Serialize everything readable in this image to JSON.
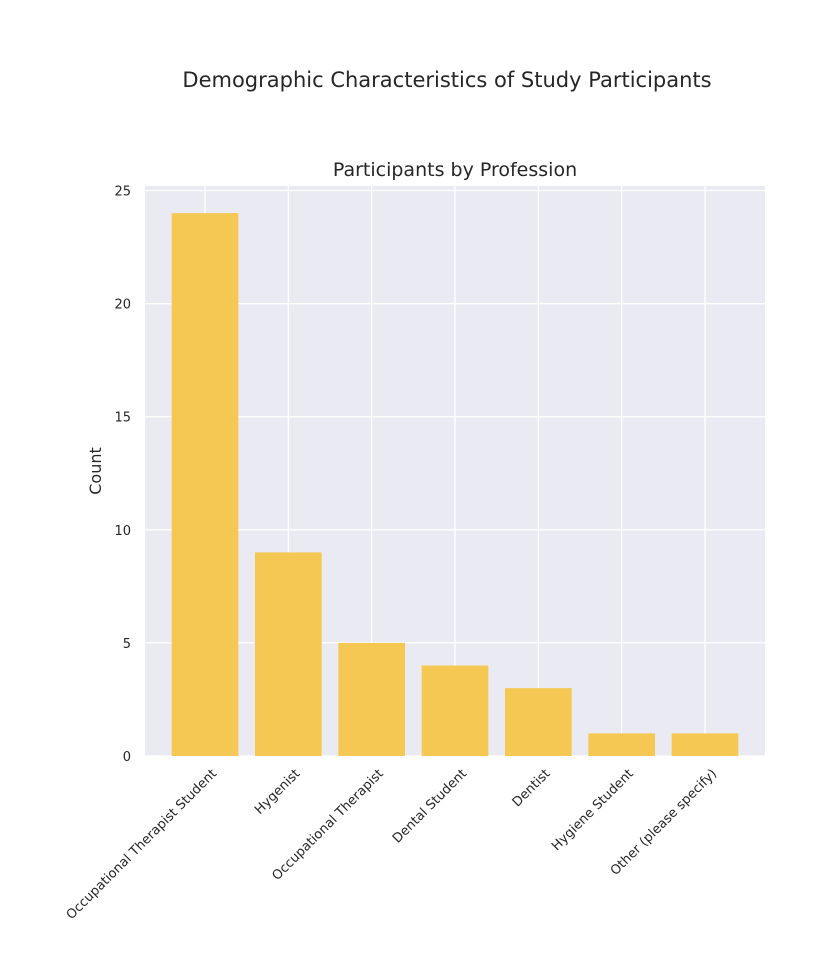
{
  "figure": {
    "suptitle": "Demographic Characteristics of Study Participants"
  },
  "chart_data": {
    "type": "bar",
    "title": "Participants by Profession",
    "xlabel": "",
    "ylabel": "Count",
    "categories": [
      "Occupational Therapist Student",
      "Hygenist",
      "Occupational Therapist",
      "Dental Student",
      "Dentist",
      "Hygiene Student",
      "Other (please specify)"
    ],
    "values": [
      24,
      9,
      5,
      4,
      3,
      1,
      1
    ],
    "ylim": [
      0,
      25.2
    ],
    "yticks": [
      0,
      5,
      10,
      15,
      20,
      25
    ],
    "grid": true,
    "legend": "none",
    "colors": {
      "bar": "#F4C852",
      "axes_background": "#EAEAF2",
      "grid": "#FFFFFF",
      "text": "#262626"
    }
  }
}
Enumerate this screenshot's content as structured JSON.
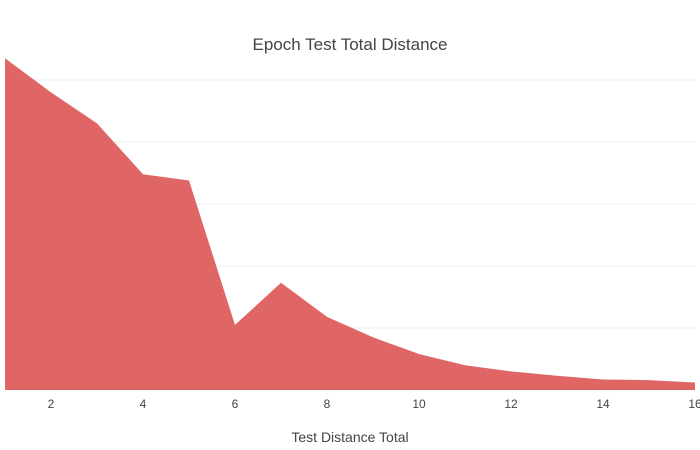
{
  "chart_data": {
    "type": "area",
    "title": "Epoch Test Total Distance",
    "xlabel": "Test Distance Total",
    "ylabel": "",
    "x": [
      1,
      2,
      3,
      4,
      5,
      6,
      7,
      8,
      9,
      10,
      11,
      12,
      13,
      14,
      15,
      16
    ],
    "series": [
      {
        "values": [
          5.35,
          4.8,
          4.3,
          3.48,
          3.38,
          1.05,
          1.73,
          1.18,
          0.85,
          0.58,
          0.4,
          0.3,
          0.23,
          0.17,
          0.16,
          0.12
        ]
      }
    ],
    "xlim": [
      1,
      16
    ],
    "ylim": [
      0,
      5
    ],
    "x_ticks": [
      2,
      4,
      6,
      8,
      10,
      12,
      14,
      16
    ],
    "y_gridlines": [
      1,
      2,
      3,
      4,
      5
    ],
    "y_tick_labels_visible": false,
    "grid": true,
    "legend": "none",
    "colors": {
      "fill": "#e06666",
      "background": "#ffffff",
      "grid": "#eeeeee",
      "text": "#444444"
    }
  }
}
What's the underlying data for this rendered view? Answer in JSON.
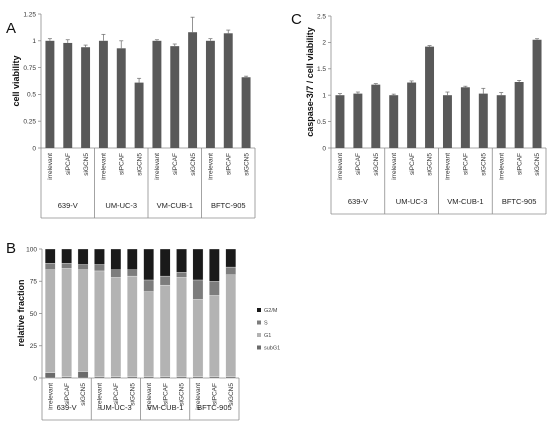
{
  "panels": {
    "A": "A",
    "B": "B",
    "C": "C"
  },
  "chart_data": [
    {
      "id": "A",
      "type": "bar",
      "ylabel": "cell viability",
      "ylim": [
        0,
        1.25
      ],
      "yticks": [
        0,
        0.25,
        0.5,
        0.75,
        1,
        1.25
      ],
      "ytick_labels": [
        "0",
        "0.25",
        "0.5",
        "0.75",
        "1",
        "1.25"
      ],
      "bar_color": "#595959",
      "groups": [
        "639-V",
        "UM-UC-3",
        "VM-CUB-1",
        "BFTC-905"
      ],
      "categories": [
        "irrelevant",
        "siPCAF",
        "siGCN5"
      ],
      "values": [
        [
          1.0,
          0.98,
          0.94
        ],
        [
          1.0,
          0.93,
          0.61
        ],
        [
          1.0,
          0.95,
          1.08
        ],
        [
          1.0,
          1.07,
          0.66
        ]
      ],
      "errors": [
        [
          0.02,
          0.03,
          0.02
        ],
        [
          0.06,
          0.07,
          0.04
        ],
        [
          0.01,
          0.02,
          0.14
        ],
        [
          0.02,
          0.03,
          0.01
        ]
      ]
    },
    {
      "id": "C",
      "type": "bar",
      "ylabel": "caspase-3/7 / cell viability",
      "ylim": [
        0,
        2.5
      ],
      "yticks": [
        0,
        0.5,
        1,
        1.5,
        2,
        2.5
      ],
      "ytick_labels": [
        "0",
        "0.5",
        "1",
        "1.5",
        "2",
        "2.5"
      ],
      "bar_color": "#595959",
      "groups": [
        "639-V",
        "UM-UC-3",
        "VM-CUB-1",
        "BFTC-905"
      ],
      "categories": [
        "irrelevant",
        "siPCAF",
        "siGCN5"
      ],
      "values": [
        [
          1.0,
          1.03,
          1.2
        ],
        [
          1.0,
          1.24,
          1.92
        ],
        [
          1.0,
          1.15,
          1.03
        ],
        [
          1.0,
          1.25,
          2.05
        ]
      ],
      "errors": [
        [
          0.03,
          0.03,
          0.02
        ],
        [
          0.02,
          0.03,
          0.02
        ],
        [
          0.06,
          0.02,
          0.1
        ],
        [
          0.05,
          0.03,
          0.02
        ]
      ]
    },
    {
      "id": "B",
      "type": "bar",
      "stacked": true,
      "ylabel": "relative fraction",
      "ylim": [
        0,
        100
      ],
      "yticks": [
        0,
        25,
        50,
        75,
        100
      ],
      "ytick_labels": [
        "0",
        "25",
        "50",
        "75",
        "100"
      ],
      "groups": [
        "639-V",
        "UM-UC-3",
        "VM-CUB-1",
        "BFTC-905"
      ],
      "categories": [
        "irrelevant",
        "siPCAF",
        "siGCN5"
      ],
      "series": [
        {
          "name": "subG1",
          "color": "#6b6b6b",
          "values": [
            [
              4,
              1,
              5
            ],
            [
              1,
              1,
              1
            ],
            [
              1,
              1,
              1
            ],
            [
              1,
              1,
              1
            ]
          ]
        },
        {
          "name": "G1",
          "color": "#b3b3b3",
          "values": [
            [
              80,
              84,
              79
            ],
            [
              82,
              77,
              78
            ],
            [
              66,
              71,
              77
            ],
            [
              60,
              63,
              79
            ]
          ]
        },
        {
          "name": "S",
          "color": "#7d7d7d",
          "values": [
            [
              5,
              4,
              4
            ],
            [
              5,
              6,
              5
            ],
            [
              9,
              7,
              4
            ],
            [
              15,
              11,
              6
            ]
          ]
        },
        {
          "name": "G2/M",
          "color": "#1a1a1a",
          "values": [
            [
              11,
              11,
              12
            ],
            [
              12,
              16,
              16
            ],
            [
              24,
              21,
              18
            ],
            [
              24,
              25,
              14
            ]
          ]
        }
      ],
      "legend_order": [
        "G2/M",
        "S",
        "G1",
        "subG1"
      ],
      "legend_position": "right"
    }
  ]
}
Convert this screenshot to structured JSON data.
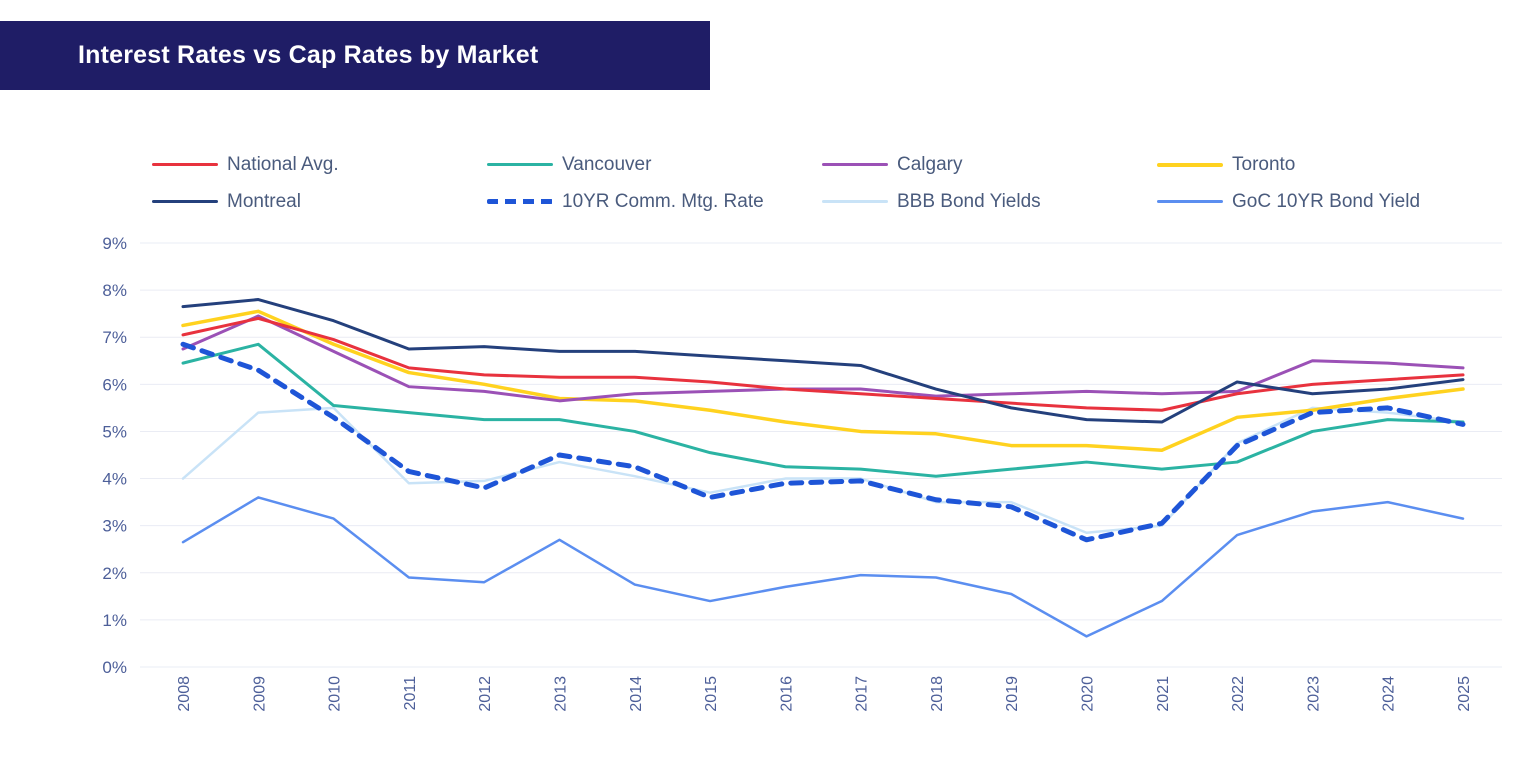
{
  "header": {
    "title": "Interest Rates vs Cap Rates by Market"
  },
  "colors": {
    "title_bar_bg": "#1f1d66",
    "title_text": "#ffffff",
    "background": "#ffffff",
    "grid": "#eaecf4",
    "axis_text": "#4d5f99",
    "legend_text": "#4a5b7d"
  },
  "chart_data": {
    "type": "line",
    "x": [
      2008,
      2009,
      2010,
      2011,
      2012,
      2013,
      2014,
      2015,
      2016,
      2017,
      2018,
      2019,
      2020,
      2021,
      2022,
      2023,
      2024,
      2025
    ],
    "ylim": [
      0,
      9
    ],
    "yticks": [
      "0%",
      "1%",
      "2%",
      "3%",
      "4%",
      "5%",
      "6%",
      "7%",
      "8%",
      "9%"
    ],
    "grid": "horizontal",
    "legend_position": "top",
    "series": [
      {
        "name": "National Avg.",
        "color": "#e8323e",
        "line_style": "solid",
        "width": 3,
        "values": [
          7.05,
          7.4,
          6.95,
          6.35,
          6.2,
          6.15,
          6.15,
          6.05,
          5.9,
          5.8,
          5.7,
          5.6,
          5.5,
          5.45,
          5.8,
          6.0,
          6.1,
          6.2
        ]
      },
      {
        "name": "Vancouver",
        "color": "#2bb3a3",
        "line_style": "solid",
        "width": 3,
        "values": [
          6.45,
          6.85,
          5.55,
          5.4,
          5.25,
          5.25,
          5.0,
          4.55,
          4.25,
          4.2,
          4.05,
          4.2,
          4.35,
          4.2,
          4.35,
          5.0,
          5.25,
          5.2
        ]
      },
      {
        "name": "Calgary",
        "color": "#9b51b6",
        "line_style": "solid",
        "width": 3,
        "values": [
          6.75,
          7.45,
          6.7,
          5.95,
          5.85,
          5.65,
          5.8,
          5.85,
          5.9,
          5.9,
          5.75,
          5.8,
          5.85,
          5.8,
          5.85,
          6.5,
          6.45,
          6.35
        ]
      },
      {
        "name": "Toronto",
        "color": "#ffd21f",
        "line_style": "solid",
        "width": 3.5,
        "values": [
          7.25,
          7.55,
          6.85,
          6.25,
          6.0,
          5.7,
          5.65,
          5.45,
          5.2,
          5.0,
          4.95,
          4.7,
          4.7,
          4.6,
          5.3,
          5.45,
          5.7,
          5.9
        ]
      },
      {
        "name": "Montreal",
        "color": "#24407c",
        "line_style": "solid",
        "width": 3,
        "values": [
          7.65,
          7.8,
          7.35,
          6.75,
          6.8,
          6.7,
          6.7,
          6.6,
          6.5,
          6.4,
          5.9,
          5.5,
          5.25,
          5.2,
          6.05,
          5.8,
          5.9,
          6.1
        ]
      },
      {
        "name": "10YR Comm. Mtg. Rate",
        "color": "#1e55d7",
        "line_style": "dashed",
        "width": 5,
        "values": [
          6.85,
          6.3,
          5.3,
          4.15,
          3.8,
          4.5,
          4.25,
          3.6,
          3.9,
          3.95,
          3.55,
          3.4,
          2.7,
          3.05,
          4.7,
          5.4,
          5.5,
          5.15
        ]
      },
      {
        "name": "BBB Bond Yields",
        "color": "#c9e3f7",
        "line_style": "solid",
        "width": 2.5,
        "values": [
          4.0,
          5.4,
          5.5,
          3.9,
          3.95,
          4.35,
          4.05,
          3.7,
          4.0,
          4.0,
          3.5,
          3.5,
          2.85,
          3.0,
          4.75,
          5.5,
          5.4,
          5.2
        ]
      },
      {
        "name": "GoC 10YR Bond Yield",
        "color": "#5b8ef0",
        "line_style": "solid",
        "width": 2.5,
        "values": [
          2.65,
          3.6,
          3.15,
          1.9,
          1.8,
          2.7,
          1.75,
          1.4,
          1.7,
          1.95,
          1.9,
          1.55,
          0.65,
          1.4,
          2.8,
          3.3,
          3.5,
          3.15
        ]
      }
    ]
  }
}
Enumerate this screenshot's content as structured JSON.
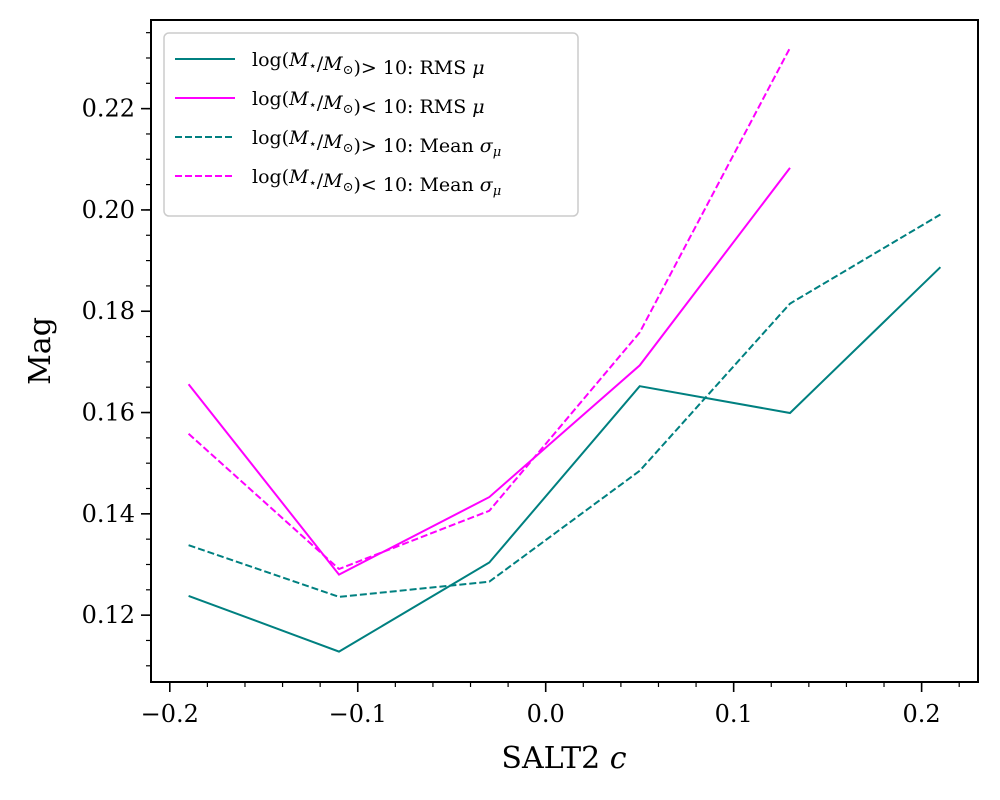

=-=-=

DO THIS
Keep only the lines that hold the string "Total", and copy them out.

FULL RESPONSE
    "title": "Epoch Test Total Distance",
    "xlabel": "Test Distance Total",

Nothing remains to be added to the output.